(RECORD SET):
--- START ---

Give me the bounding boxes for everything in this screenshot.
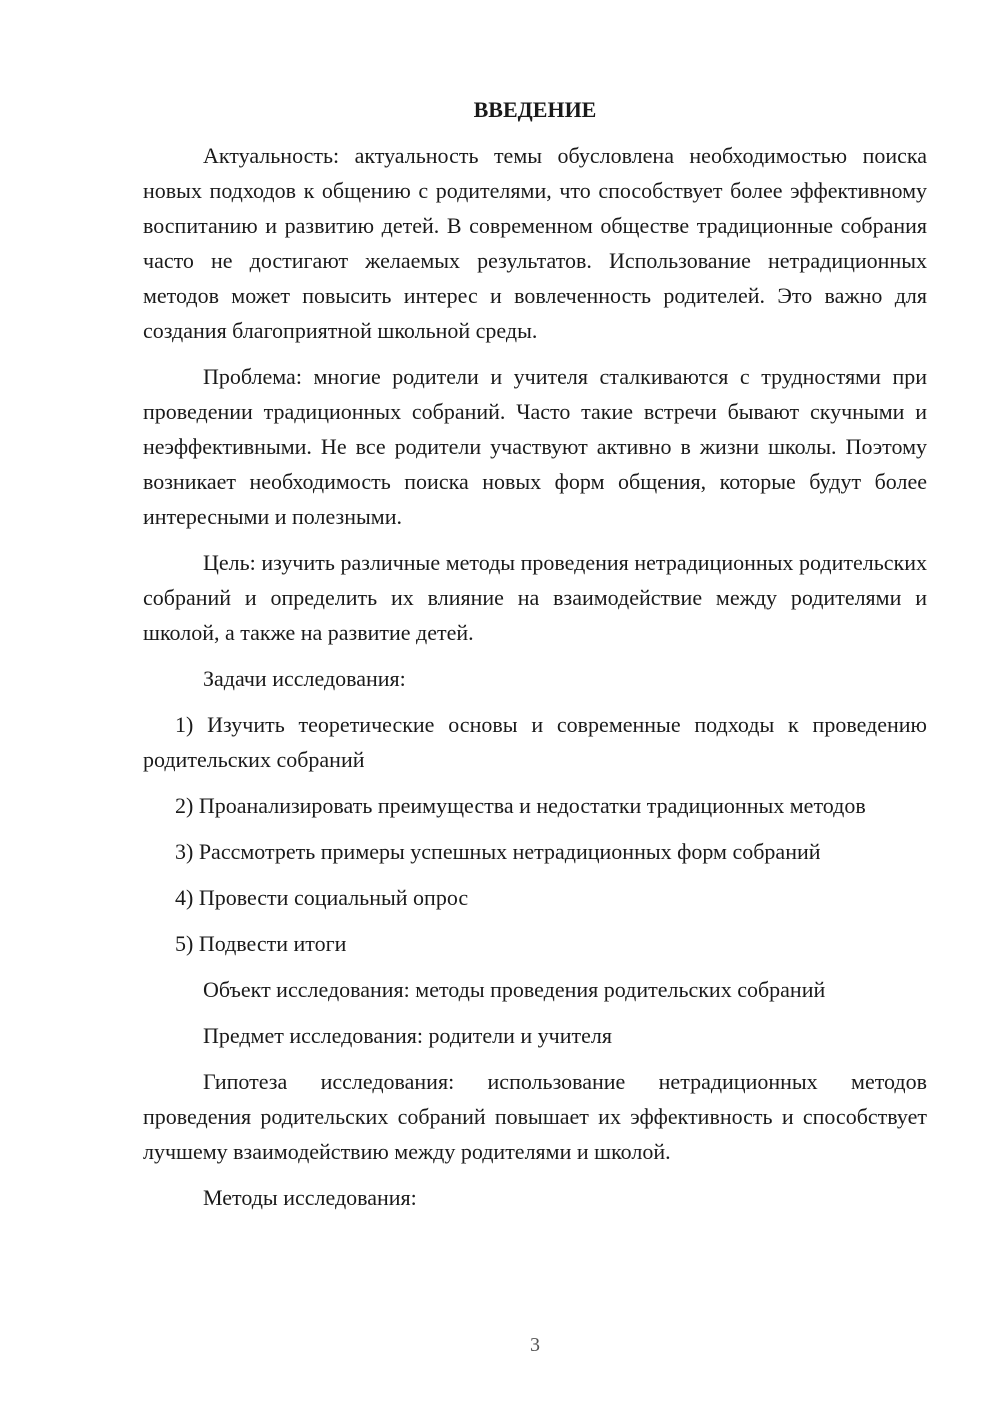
- methods-heading: Методы исследования:: [203, 1185, 417, 1210]
- task-item: 2) Проанализировать преимущества и недостатки традиционных методов: [175, 793, 866, 818]
- subject-paragraph: Предмет исследования: родители и учителя: [203, 1023, 612, 1048]
- task-item: 3) Рассмотреть примеры успешных нетрадиционных форм собраний: [175, 839, 821, 864]
- object-paragraph: Объект исследования: методы проведения родительских собраний: [203, 977, 826, 1002]
- document-page: [143, 95, 927, 1226]
- section-title: ВВЕДЕНИЕ: [473, 97, 597, 122]
- tasks-heading: Задачи исследования:: [203, 666, 406, 691]
- page-number: 3: [530, 1334, 540, 1356]
- goal-paragraph: Цель: изучить различные методы проведения нетрадиционных родительских собраний и определить их влияние на взаимодействие между родителями и школой, а также на развитие детей.: [143, 550, 927, 645]
- relevance-paragraph: Актуальность: актуальность темы обусловлена необходимостью поиска новых подходов к общению с родителями, что способствует более эффективному воспитанию и развитию детей. В современном обществе традиционные собрания часто не достигают желаемых результатов. Использование нетрадиционных методов может повысить интерес и вовлеченность родителей. Это важно для создания благоприятной школьной среды.: [143, 143, 927, 343]
- task-item: 1) Изучить теоретические основы и современные подходы к проведению родительских собраний: [143, 712, 927, 772]
- task-item: 4) Провести социальный опрос: [175, 885, 469, 910]
- problem-paragraph: Проблема: многие родители и учителя сталкиваются с трудностями при проведении традиционных собраний. Часто такие встречи бывают скучными и неэффективными. Не все родители участвуют активно в жизни школы. Поэтому возникает необходимость поиска новых форм общения, которые будут более интересными и полезными.: [143, 364, 927, 529]
- hypothesis-paragraph: Гипотеза исследования: использование нетрадиционных методов проведения родительских собраний повышает их эффективность и способствует лучшему взаимодействию между родителями и школой.: [143, 1069, 927, 1164]
- task-item: 5) Подвести итоги: [175, 931, 347, 956]
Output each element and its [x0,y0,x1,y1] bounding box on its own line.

--- END ---

(WHAT YOU ARE ASKED TO DO): Reproduce every entry above, replacing "screenshot" with "image" and leaving everything else unchanged. Omit the pictures from your answer.

(REPLY):
Give me the bounding boxes for everything in this image.
- methods-heading: Методы исследования:: [203, 1185, 417, 1210]
- task-item: 2) Проанализировать преимущества и недостатки традиционных методов: [175, 793, 866, 818]
- subject-paragraph: Предмет исследования: родители и учителя: [203, 1023, 612, 1048]
- task-item: 3) Рассмотреть примеры успешных нетрадиционных форм собраний: [175, 839, 821, 864]
- object-paragraph: Объект исследования: методы проведения родительских собраний: [203, 977, 826, 1002]
- document-page: [143, 95, 927, 1226]
- section-title: ВВЕДЕНИЕ: [473, 97, 597, 122]
- tasks-heading: Задачи исследования:: [203, 666, 406, 691]
- page-number: 3: [530, 1334, 540, 1356]
- goal-paragraph: Цель: изучить различные методы проведения нетрадиционных родительских собраний и определить их влияние на взаимодействие между родителями и школой, а также на развитие детей.: [143, 550, 927, 645]
- relevance-paragraph: Актуальность: актуальность темы обусловлена необходимостью поиска новых подходов к общению с родителями, что способствует более эффективному воспитанию и развитию детей. В современном обществе традиционные собрания часто не достигают желаемых результатов. Использование нетрадиционных методов может повысить интерес и вовлеченность родителей. Это важно для создания благоприятной школьной среды.: [143, 143, 927, 343]
- task-item: 1) Изучить теоретические основы и современные подходы к проведению родительских собраний: [143, 712, 927, 772]
- task-item: 4) Провести социальный опрос: [175, 885, 469, 910]
- problem-paragraph: Проблема: многие родители и учителя сталкиваются с трудностями при проведении традиционных собраний. Часто такие встречи бывают скучными и неэффективными. Не все родители участвуют активно в жизни школы. Поэтому возникает необходимость поиска новых форм общения, которые будут более интересными и полезными.: [143, 364, 927, 529]
- hypothesis-paragraph: Гипотеза исследования: использование нетрадиционных методов проведения родительских собраний повышает их эффективность и способствует лучшему взаимодействию между родителями и школой.: [143, 1069, 927, 1164]
- task-item: 5) Подвести итоги: [175, 931, 347, 956]
Output each element and its [x0,y0,x1,y1] bounding box on its own line.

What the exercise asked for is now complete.